(Stored records)

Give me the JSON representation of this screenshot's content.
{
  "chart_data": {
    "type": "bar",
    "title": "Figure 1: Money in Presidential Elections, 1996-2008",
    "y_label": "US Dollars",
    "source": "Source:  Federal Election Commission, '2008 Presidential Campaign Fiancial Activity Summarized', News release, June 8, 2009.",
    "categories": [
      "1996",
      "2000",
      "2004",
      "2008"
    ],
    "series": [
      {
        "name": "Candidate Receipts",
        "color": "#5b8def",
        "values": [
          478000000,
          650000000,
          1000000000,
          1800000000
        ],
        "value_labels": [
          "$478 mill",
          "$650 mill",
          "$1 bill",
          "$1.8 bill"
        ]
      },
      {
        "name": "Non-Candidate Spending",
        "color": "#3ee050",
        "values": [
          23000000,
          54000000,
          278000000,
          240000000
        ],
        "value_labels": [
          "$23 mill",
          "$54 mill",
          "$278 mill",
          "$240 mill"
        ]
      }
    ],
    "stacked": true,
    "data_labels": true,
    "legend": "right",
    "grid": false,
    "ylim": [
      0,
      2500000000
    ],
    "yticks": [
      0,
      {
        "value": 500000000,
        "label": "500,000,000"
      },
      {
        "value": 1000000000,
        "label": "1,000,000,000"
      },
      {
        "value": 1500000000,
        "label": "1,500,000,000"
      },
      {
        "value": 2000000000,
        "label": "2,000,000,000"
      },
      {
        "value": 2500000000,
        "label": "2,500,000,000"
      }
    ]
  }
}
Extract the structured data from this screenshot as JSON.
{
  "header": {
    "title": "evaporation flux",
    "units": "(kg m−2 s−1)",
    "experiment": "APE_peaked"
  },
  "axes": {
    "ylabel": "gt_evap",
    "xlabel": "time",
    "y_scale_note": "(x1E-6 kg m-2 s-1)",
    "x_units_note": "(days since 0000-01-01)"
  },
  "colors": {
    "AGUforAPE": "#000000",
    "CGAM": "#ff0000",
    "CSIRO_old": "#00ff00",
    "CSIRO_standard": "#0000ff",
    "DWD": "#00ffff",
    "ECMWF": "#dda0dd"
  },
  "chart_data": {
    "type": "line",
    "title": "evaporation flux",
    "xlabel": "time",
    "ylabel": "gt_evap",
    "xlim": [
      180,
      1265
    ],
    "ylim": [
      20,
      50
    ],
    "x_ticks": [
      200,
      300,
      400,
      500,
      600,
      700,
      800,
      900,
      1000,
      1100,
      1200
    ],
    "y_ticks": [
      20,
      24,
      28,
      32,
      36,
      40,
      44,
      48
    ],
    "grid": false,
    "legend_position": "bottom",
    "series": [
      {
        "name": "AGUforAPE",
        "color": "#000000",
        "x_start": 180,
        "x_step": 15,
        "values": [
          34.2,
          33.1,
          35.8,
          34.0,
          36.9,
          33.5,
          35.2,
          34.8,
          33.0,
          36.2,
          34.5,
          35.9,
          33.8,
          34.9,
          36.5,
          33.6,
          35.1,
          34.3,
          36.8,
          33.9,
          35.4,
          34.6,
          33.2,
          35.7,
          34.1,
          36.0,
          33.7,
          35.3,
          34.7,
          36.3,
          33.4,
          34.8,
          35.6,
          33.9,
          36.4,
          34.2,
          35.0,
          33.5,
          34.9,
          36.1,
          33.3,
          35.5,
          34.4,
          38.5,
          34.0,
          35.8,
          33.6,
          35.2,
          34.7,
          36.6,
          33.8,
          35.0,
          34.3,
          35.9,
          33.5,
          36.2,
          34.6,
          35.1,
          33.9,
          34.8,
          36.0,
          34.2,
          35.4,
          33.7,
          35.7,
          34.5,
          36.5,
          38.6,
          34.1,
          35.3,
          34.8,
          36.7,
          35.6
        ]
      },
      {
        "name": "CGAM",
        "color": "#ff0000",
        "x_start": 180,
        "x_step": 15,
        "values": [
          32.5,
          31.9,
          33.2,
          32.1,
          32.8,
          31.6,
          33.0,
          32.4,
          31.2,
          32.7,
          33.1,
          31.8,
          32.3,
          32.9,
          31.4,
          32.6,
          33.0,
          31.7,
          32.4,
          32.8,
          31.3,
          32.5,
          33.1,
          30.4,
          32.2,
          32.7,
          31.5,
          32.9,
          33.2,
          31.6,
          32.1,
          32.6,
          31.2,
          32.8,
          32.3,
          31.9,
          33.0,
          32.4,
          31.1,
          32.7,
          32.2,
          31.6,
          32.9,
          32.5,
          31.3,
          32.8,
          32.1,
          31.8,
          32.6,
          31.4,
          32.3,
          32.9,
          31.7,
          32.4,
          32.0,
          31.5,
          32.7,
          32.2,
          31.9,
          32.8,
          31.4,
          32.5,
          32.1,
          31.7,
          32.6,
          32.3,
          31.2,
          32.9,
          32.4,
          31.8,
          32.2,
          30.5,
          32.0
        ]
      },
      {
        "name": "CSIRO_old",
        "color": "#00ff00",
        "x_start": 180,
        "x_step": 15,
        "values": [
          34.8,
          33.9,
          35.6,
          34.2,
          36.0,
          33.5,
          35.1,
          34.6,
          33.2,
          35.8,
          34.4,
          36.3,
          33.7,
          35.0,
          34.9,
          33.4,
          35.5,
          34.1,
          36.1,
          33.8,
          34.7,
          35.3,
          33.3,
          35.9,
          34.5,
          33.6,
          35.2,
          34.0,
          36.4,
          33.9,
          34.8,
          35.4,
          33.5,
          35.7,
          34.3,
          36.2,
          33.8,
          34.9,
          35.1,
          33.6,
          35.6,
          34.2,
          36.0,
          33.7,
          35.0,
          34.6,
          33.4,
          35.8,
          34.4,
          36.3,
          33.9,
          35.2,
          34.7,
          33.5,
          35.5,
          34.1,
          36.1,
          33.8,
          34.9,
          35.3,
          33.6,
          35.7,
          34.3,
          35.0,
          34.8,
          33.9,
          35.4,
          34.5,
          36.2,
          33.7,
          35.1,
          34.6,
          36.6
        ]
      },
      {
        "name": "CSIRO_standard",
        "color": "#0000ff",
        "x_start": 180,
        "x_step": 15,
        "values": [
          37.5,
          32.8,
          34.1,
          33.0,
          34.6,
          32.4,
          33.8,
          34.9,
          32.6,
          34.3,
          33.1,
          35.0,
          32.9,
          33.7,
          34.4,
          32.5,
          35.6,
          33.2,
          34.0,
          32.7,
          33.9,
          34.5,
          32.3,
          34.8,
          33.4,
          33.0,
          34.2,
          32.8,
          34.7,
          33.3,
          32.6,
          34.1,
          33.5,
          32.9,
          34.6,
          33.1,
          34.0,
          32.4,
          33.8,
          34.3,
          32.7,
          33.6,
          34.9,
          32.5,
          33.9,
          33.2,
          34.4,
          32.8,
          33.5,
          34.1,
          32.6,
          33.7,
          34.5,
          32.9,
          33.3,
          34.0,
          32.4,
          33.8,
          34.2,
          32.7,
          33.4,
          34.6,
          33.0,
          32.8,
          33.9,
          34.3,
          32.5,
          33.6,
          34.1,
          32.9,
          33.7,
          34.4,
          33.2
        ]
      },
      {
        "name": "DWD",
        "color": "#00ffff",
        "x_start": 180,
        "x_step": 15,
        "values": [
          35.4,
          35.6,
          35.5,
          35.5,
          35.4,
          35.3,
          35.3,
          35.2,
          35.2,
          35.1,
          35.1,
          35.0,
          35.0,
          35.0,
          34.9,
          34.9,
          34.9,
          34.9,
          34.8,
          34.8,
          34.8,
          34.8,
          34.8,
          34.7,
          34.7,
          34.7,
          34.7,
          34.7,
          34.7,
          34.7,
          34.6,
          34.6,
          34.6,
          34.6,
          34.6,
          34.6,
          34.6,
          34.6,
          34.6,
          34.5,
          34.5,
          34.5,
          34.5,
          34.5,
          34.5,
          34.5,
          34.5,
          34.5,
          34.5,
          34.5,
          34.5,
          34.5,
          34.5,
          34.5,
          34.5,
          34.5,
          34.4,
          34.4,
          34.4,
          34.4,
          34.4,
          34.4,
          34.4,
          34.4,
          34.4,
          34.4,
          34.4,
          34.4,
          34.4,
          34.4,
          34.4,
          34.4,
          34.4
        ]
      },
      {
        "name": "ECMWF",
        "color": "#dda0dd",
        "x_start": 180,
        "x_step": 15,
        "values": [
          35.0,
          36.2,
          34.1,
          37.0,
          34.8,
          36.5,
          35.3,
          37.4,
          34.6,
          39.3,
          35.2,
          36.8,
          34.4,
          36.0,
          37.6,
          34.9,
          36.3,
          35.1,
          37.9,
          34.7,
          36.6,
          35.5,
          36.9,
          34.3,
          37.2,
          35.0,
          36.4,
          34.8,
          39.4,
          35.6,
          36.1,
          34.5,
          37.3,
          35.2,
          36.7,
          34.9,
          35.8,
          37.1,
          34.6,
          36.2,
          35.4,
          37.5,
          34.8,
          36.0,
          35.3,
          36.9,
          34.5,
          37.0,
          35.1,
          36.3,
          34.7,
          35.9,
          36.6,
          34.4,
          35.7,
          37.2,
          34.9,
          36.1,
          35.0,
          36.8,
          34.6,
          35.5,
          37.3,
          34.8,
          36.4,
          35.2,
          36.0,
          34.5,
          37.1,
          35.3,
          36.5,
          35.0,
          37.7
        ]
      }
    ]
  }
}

- **WHAT YOU NEED TO DO**: Of the lines in this listing, report how many contain the string "name", and give the number only.

- **THE SOLUTION**: 8